[Saved entries]

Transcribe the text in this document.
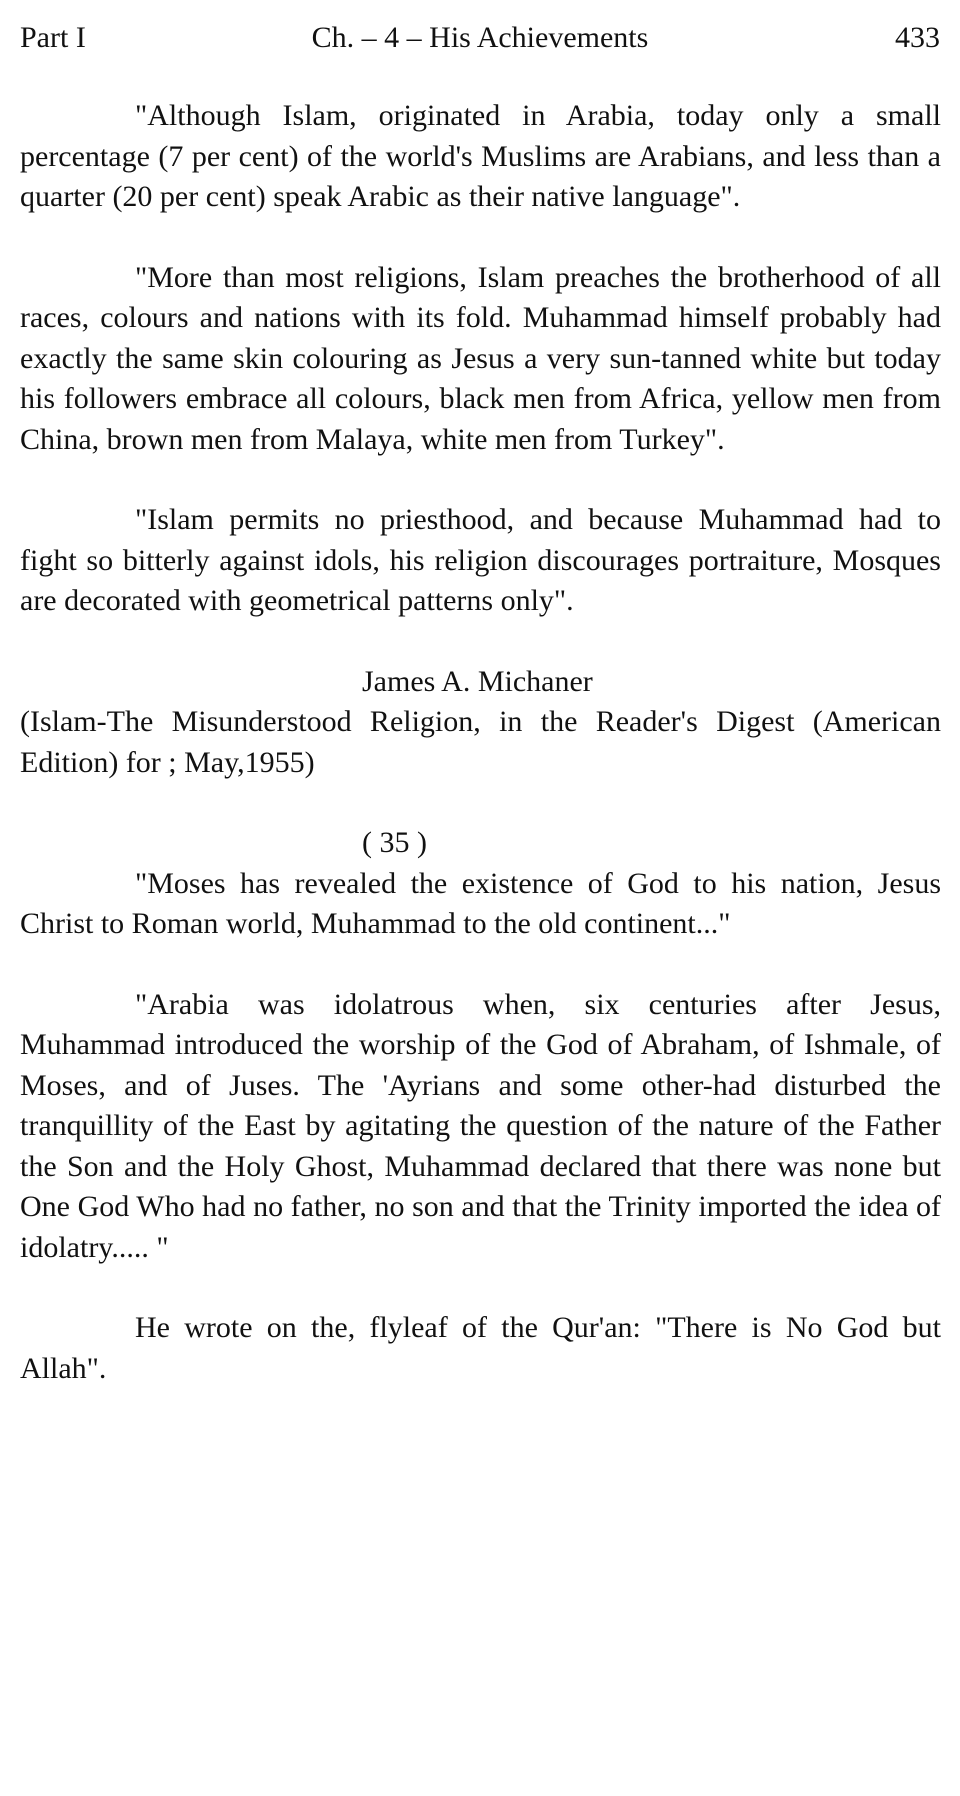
Part I	Ch. – 4 – His Achievements	433

"Although Islam, originated in Arabia, today only a small percentage (7 per cent) of the world's Muslims are Arabians, and less than a quarter (20 per cent) speak Arabic as their native language".

"More than most religions, Islam preaches the brotherhood of all races, colours and nations with its fold. Muhammad himself probably had exactly the same skin colouring as Jesus a very sun-tanned white but today his followers embrace all colours, black men from Africa, yellow men from China, brown men from Malaya, white men from Turkey".

"Islam permits no priesthood, and because Muhammad had to fight so bitterly against idols, his religion discourages portraiture, Mosques are decorated with geometrical patterns only".

James A. Michaner

(Islam-The Misunderstood Religion, in the Reader's Digest (American Edition) for ; May,1955)

( 35 )

"Moses has revealed the existence of God to his nation, Jesus Christ to Roman world, Muhammad to the old continent..."

"Arabia was idolatrous when, six centuries after Jesus, Muhammad introduced the worship of the God of Abraham, of Ishmale, of Moses, and of Juses. The 'Ayrians and some other-had disturbed the tranquillity of the East by agitating the question of the nature of the Father the Son and the Holy Ghost, Muhammad declared that there was none but One God Who had no father, no son and that the Trinity imported the idea of idolatry..... "

He wrote on the, flyleaf of the Qur'an: "There is No God but Allah".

_Task description_: All of the records above must be copied exactly, except for the pictures.

_Reply_:
Transcribe the text in this document.
Part I	Ch. – 4 – His Achievements	433

"Although Islam, originated in Arabia, today only a small percentage (7 per cent) of the world's Muslims are Arabians, and less than a quarter (20 per cent) speak Arabic as their native language".

"More than most religions, Islam preaches the brotherhood of all races, colours and nations with its fold. Muhammad himself probably had exactly the same skin colouring as Jesus a very sun-tanned white but today his followers embrace all colours, black men from Africa, yellow men from China, brown men from Malaya, white men from Turkey".

"Islam permits no priesthood, and because Muhammad had to fight so bitterly against idols, his religion discourages portraiture, Mosques are decorated with geometrical patterns only".

James A. Michaner

(Islam-The Misunderstood Religion, in the Reader's Digest (American Edition) for ; May,1955)

( 35 )

"Moses has revealed the existence of God to his nation, Jesus Christ to Roman world, Muhammad to the old continent..."

"Arabia was idolatrous when, six centuries after Jesus, Muhammad introduced the worship of the God of Abraham, of Ishmale, of Moses, and of Juses. The 'Ayrians and some other-had disturbed the tranquillity of the East by agitating the question of the nature of the Father the Son and the Holy Ghost, Muhammad declared that there was none but One God Who had no father, no son and that the Trinity imported the idea of idolatry..... "

He wrote on the, flyleaf of the Qur'an: "There is No God but Allah".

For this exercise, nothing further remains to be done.